** start of Data supplied **
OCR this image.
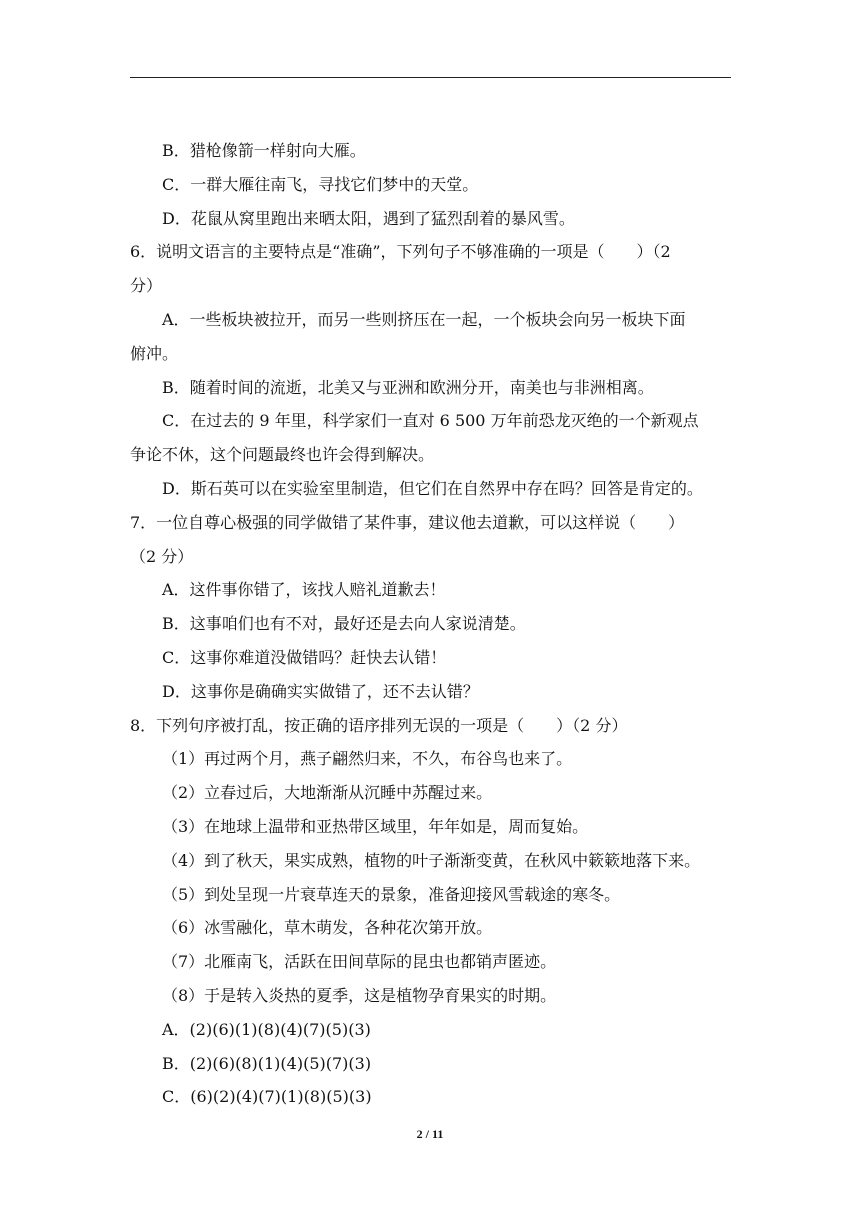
B．猎枪像箭一样射向大雁。
C．一群大雁往南飞，寻找它们梦中的天堂。
D．花鼠从窝里跑出来晒太阳，遇到了猛烈刮着的暴风雪。
6．说明文语言的主要特点是“准确”，下列句子不够准确的一项是（　　）（2
分）
A．一些板块被拉开，而另一些则挤压在一起，一个板块会向另一板块下面
俯冲。
B．随着时间的流逝，北美又与亚洲和欧洲分开，南美也与非洲相离。
C．在过去的 9 年里，科学家们一直对 6 500 万年前恐龙灭绝的一个新观点
争论不休，这个问题最终也许会得到解决。
D．斯石英可以在实验室里制造，但它们在自然界中存在吗？回答是肯定的。
7．一位自尊心极强的同学做错了某件事，建议他去道歉，可以这样说（　　）
（2 分）
A．这件事你错了，该找人赔礼道歉去！
B．这事咱们也有不对，最好还是去向人家说清楚。
C．这事你难道没做错吗？赶快去认错！
D．这事你是确确实实做错了，还不去认错？
8．下列句序被打乱，按正确的语序排列无误的一项是（　　）（2 分）
（1）再过两个月，燕子翩然归来，不久，布谷鸟也来了。
（2）立春过后，大地渐渐从沉睡中苏醒过来。
（3）在地球上温带和亚热带区域里，年年如是，周而复始。
（4）到了秋天，果实成熟，植物的叶子渐渐变黄，在秋风中簌簌地落下来。
（5）到处呈现一片衰草连天的景象，准备迎接风雪载途的寒冬。
（6）冰雪融化，草木萌发，各种花次第开放。
（7）北雁南飞，活跃在田间草际的昆虫也都销声匿迹。
（8）于是转入炎热的夏季，这是植物孕育果实的时期。
A．(2)(6)(1)(8)(4)(7)(5)(3)
B．(2)(6)(8)(1)(4)(5)(7)(3)
C．(6)(2)(4)(7)(1)(8)(5)(3)
2 / 11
** end of Data supplied **
# Task requirements
Omit every picture, then repeat the remaining data exactly as it appears above.

# Task output
OCR this image.
B．猎枪像箭一样射向大雁。
C．一群大雁往南飞，寻找它们梦中的天堂。
D．花鼠从窝里跑出来晒太阳，遇到了猛烈刮着的暴风雪。
6．说明文语言的主要特点是“准确”，下列句子不够准确的一项是（　　）（2
分）
A．一些板块被拉开，而另一些则挤压在一起，一个板块会向另一板块下面
俯冲。
B．随着时间的流逝，北美又与亚洲和欧洲分开，南美也与非洲相离。
C．在过去的 9 年里，科学家们一直对 6 500 万年前恐龙灭绝的一个新观点
争论不休，这个问题最终也许会得到解决。
D．斯石英可以在实验室里制造，但它们在自然界中存在吗？回答是肯定的。
7．一位自尊心极强的同学做错了某件事，建议他去道歉，可以这样说（　　）
（2 分）
A．这件事你错了，该找人赔礼道歉去！
B．这事咱们也有不对，最好还是去向人家说清楚。
C．这事你难道没做错吗？赶快去认错！
D．这事你是确确实实做错了，还不去认错？
8．下列句序被打乱，按正确的语序排列无误的一项是（　　）（2 分）
（1）再过两个月，燕子翩然归来，不久，布谷鸟也来了。
（2）立春过后，大地渐渐从沉睡中苏醒过来。
（3）在地球上温带和亚热带区域里，年年如是，周而复始。
（4）到了秋天，果实成熟，植物的叶子渐渐变黄，在秋风中簌簌地落下来。
（5）到处呈现一片衰草连天的景象，准备迎接风雪载途的寒冬。
（6）冰雪融化，草木萌发，各种花次第开放。
（7）北雁南飞，活跃在田间草际的昆虫也都销声匿迹。
（8）于是转入炎热的夏季，这是植物孕育果实的时期。
A．(2)(6)(1)(8)(4)(7)(5)(3)
B．(2)(6)(8)(1)(4)(5)(7)(3)
C．(6)(2)(4)(7)(1)(8)(5)(3)
2 / 11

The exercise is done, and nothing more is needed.